Work instructions
Extract all lines that hold "учение" from the records below.

::: Available records :::

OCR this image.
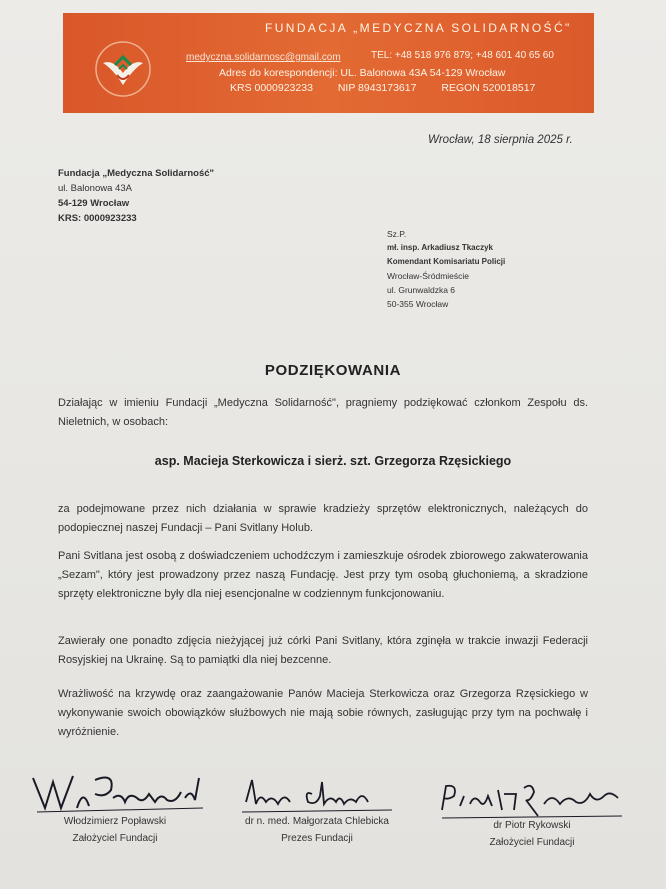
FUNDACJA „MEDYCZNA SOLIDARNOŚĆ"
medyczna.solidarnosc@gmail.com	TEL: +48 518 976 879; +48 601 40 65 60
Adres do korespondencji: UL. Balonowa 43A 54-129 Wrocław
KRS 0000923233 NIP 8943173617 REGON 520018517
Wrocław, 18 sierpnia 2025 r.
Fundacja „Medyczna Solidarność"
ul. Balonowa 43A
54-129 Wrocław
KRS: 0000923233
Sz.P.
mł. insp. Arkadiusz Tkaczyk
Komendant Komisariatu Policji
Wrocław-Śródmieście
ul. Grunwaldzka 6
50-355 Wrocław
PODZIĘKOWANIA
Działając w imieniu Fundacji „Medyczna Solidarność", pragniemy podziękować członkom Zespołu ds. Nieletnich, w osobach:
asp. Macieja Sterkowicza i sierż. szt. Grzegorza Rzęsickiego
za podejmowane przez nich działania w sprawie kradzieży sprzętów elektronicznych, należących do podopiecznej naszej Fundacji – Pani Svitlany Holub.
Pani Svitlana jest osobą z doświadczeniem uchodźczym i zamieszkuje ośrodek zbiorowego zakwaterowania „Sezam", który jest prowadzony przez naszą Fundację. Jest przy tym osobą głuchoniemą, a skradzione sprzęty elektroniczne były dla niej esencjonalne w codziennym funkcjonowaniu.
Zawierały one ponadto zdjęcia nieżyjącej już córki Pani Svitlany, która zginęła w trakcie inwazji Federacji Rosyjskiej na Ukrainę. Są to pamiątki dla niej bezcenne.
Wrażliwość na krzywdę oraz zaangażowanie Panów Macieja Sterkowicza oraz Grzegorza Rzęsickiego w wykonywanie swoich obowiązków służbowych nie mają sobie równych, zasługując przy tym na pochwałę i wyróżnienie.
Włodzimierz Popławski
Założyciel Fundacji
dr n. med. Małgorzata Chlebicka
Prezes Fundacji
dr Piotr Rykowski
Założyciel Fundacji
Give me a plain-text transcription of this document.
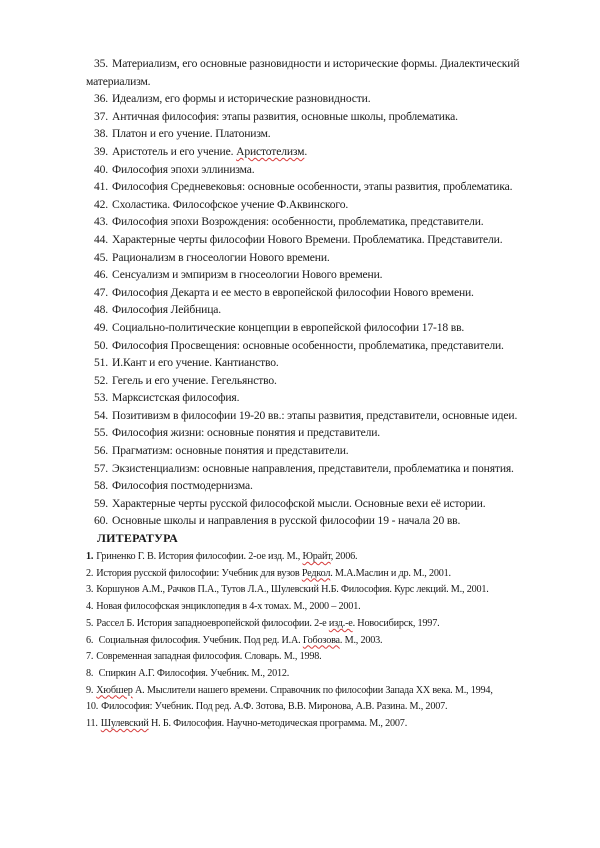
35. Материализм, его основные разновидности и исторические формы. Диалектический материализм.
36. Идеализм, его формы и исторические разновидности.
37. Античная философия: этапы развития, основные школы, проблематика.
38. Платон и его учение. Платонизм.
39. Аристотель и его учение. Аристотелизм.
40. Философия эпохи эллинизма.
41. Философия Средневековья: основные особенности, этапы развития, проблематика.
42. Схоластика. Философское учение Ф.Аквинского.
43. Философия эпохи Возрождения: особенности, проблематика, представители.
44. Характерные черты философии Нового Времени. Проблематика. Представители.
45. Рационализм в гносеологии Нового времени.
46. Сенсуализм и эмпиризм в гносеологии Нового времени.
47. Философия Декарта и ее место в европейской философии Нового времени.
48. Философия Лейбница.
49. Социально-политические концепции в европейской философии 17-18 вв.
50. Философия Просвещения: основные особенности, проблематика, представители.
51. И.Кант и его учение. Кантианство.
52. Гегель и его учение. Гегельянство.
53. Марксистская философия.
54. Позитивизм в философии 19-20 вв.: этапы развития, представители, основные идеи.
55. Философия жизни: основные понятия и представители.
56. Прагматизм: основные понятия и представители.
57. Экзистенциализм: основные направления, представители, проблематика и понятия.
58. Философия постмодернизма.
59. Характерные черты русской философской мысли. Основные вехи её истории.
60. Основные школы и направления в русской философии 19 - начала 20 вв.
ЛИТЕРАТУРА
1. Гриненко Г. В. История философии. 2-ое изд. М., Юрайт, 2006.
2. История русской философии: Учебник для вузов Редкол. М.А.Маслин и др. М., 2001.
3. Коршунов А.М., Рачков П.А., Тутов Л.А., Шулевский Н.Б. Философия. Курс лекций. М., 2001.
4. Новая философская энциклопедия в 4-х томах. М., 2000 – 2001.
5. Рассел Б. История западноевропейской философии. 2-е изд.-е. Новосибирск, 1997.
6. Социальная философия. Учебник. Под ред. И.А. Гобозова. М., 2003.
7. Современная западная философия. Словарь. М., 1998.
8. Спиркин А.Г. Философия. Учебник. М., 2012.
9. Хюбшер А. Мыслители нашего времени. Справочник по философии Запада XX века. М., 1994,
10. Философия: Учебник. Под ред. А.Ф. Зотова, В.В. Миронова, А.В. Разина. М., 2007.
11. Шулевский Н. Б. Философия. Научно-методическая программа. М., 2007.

:::

Task response
38. Платон и его учение. Платонизм.
39. Аристотель и его учение. Аристотелизм.
42. Схоластика. Философское учение Ф.Аквинского.
51. И.Кант и его учение. Кантианство.
52. Гегель и его учение. Гегельянство.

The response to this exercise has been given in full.